- **SOURCE DATA**

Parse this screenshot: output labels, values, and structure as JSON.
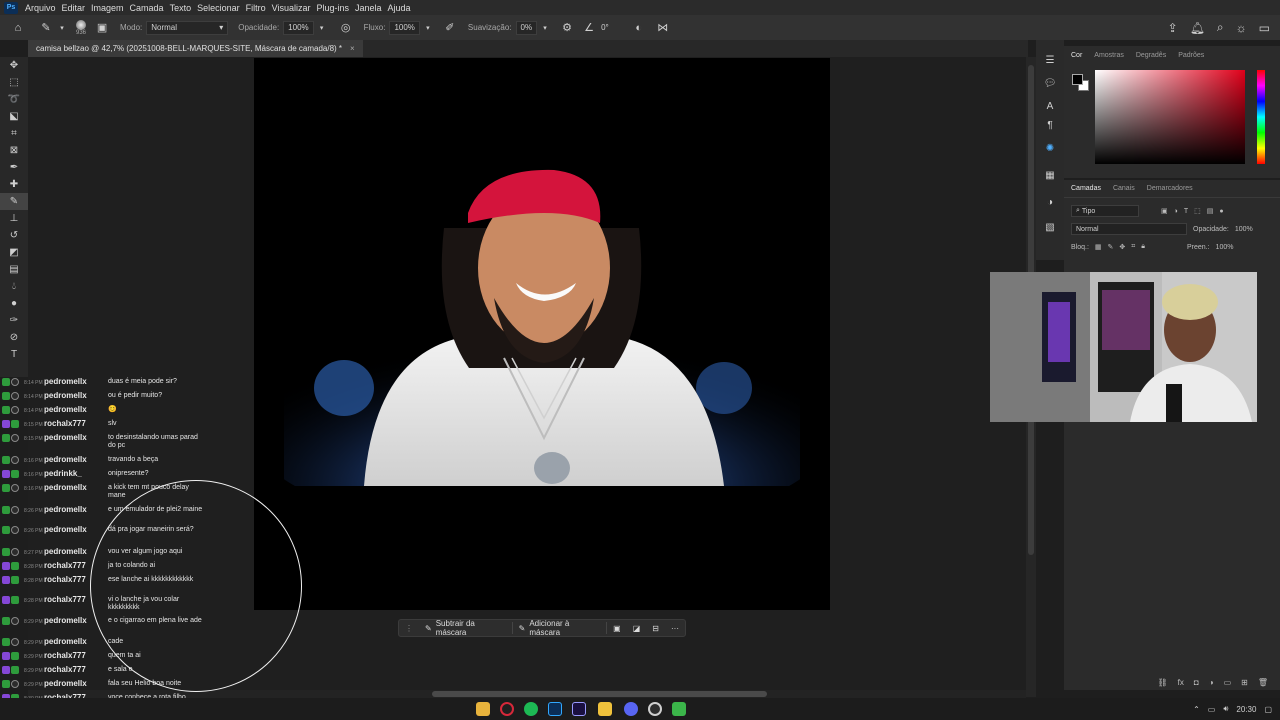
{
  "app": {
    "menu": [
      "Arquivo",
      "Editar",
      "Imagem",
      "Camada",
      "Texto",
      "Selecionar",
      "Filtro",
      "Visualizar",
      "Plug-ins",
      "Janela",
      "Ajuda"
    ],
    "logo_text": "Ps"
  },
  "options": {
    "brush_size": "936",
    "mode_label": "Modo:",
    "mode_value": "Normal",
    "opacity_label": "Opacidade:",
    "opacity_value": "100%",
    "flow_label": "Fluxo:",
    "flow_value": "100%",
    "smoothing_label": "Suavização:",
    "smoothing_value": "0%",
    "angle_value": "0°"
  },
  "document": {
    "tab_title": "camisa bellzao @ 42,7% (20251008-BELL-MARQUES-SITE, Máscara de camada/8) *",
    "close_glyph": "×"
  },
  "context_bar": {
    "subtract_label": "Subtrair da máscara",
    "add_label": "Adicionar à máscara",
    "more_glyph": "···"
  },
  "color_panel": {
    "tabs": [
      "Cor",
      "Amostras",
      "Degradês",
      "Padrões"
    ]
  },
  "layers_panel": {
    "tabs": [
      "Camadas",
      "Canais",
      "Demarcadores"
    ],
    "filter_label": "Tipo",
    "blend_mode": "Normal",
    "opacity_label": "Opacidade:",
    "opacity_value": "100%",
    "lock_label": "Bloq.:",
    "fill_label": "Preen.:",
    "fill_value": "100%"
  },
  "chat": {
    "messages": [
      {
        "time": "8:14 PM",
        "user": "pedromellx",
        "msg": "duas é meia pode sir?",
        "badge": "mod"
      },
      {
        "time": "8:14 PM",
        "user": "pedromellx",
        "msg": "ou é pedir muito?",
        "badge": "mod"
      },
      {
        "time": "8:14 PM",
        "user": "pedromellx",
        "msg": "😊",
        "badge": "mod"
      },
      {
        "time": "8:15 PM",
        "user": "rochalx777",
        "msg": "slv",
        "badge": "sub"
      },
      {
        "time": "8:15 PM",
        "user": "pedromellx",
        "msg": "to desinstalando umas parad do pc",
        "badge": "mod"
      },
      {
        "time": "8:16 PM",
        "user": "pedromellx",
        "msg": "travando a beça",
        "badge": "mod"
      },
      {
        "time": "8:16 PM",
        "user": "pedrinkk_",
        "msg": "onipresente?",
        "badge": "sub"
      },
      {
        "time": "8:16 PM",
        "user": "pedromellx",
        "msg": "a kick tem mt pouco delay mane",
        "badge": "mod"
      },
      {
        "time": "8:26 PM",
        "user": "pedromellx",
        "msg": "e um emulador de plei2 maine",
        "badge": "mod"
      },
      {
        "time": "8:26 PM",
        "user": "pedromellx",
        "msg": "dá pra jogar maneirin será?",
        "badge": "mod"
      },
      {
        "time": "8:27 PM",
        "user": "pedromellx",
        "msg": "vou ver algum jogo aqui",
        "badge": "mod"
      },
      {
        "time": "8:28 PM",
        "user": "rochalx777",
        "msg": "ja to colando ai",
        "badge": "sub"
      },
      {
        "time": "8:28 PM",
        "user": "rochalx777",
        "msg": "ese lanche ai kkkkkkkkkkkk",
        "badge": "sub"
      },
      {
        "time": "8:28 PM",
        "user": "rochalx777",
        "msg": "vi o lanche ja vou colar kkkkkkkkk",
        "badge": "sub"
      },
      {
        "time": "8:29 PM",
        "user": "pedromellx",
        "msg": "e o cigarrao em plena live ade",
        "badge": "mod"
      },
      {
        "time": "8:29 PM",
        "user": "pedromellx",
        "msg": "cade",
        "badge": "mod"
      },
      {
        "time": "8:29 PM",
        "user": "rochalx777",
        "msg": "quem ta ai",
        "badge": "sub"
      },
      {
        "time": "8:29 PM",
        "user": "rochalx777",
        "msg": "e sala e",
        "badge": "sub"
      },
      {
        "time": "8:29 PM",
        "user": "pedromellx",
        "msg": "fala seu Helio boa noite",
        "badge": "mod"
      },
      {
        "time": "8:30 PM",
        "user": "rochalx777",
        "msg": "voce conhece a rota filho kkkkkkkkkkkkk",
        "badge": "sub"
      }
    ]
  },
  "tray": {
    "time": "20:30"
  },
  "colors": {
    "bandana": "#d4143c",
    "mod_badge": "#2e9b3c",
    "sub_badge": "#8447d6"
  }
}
==
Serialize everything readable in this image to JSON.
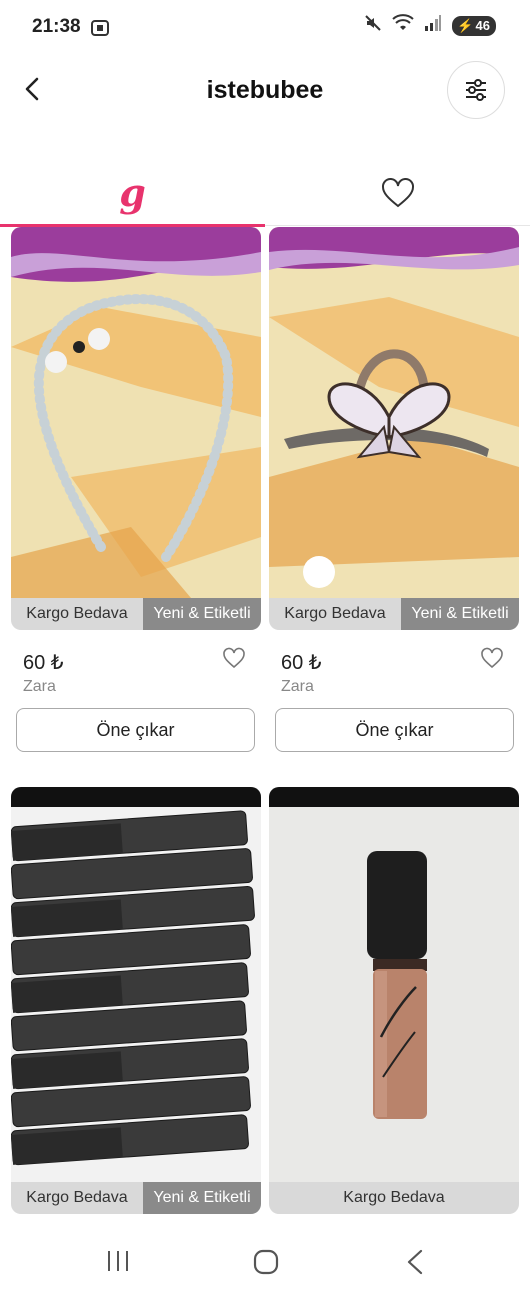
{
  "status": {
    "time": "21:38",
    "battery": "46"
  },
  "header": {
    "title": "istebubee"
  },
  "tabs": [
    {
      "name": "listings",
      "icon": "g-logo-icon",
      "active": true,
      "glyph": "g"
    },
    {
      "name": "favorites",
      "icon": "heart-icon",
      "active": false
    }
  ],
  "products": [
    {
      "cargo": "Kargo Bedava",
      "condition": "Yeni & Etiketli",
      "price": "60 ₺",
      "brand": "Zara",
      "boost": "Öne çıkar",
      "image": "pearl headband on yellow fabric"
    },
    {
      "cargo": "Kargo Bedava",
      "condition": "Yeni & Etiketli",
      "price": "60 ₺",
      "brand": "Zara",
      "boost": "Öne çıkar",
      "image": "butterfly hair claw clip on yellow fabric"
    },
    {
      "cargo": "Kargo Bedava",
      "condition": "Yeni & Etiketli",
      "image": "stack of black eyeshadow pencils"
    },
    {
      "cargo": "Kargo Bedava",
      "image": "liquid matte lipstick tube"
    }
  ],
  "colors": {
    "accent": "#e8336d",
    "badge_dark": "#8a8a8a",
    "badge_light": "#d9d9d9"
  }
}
---
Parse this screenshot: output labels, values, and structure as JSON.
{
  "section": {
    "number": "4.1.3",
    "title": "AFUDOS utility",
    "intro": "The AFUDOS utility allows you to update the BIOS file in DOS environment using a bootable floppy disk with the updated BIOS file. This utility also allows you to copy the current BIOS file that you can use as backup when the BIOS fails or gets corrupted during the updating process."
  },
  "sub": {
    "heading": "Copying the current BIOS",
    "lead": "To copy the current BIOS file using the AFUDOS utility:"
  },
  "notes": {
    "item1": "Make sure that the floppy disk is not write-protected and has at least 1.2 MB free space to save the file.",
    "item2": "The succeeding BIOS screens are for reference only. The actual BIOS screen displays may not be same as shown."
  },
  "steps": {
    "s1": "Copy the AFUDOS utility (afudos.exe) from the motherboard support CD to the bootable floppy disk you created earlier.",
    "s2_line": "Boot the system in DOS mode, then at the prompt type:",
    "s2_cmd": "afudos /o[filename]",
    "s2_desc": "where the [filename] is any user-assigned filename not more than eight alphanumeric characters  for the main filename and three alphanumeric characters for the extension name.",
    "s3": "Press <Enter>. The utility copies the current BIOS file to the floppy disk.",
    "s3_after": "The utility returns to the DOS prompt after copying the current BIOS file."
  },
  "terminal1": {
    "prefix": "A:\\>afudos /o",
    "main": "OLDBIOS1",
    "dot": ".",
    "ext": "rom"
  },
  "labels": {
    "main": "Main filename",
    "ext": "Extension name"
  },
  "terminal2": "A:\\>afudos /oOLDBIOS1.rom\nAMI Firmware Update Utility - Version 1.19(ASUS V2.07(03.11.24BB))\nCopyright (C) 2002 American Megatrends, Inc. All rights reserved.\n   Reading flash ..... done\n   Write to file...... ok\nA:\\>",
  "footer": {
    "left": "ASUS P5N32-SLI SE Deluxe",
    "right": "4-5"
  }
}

- **EXERCISE BRIEF**
In the entries above, identify each line that includes the string "prompt", then copy it.

- **SOLUTION FOR THIS PROBLEM**
    "s2_line": "Boot the system in DOS mode, then at the prompt type:",
    "s3_after": "The utility returns to the DOS prompt after copying the current BIOS file."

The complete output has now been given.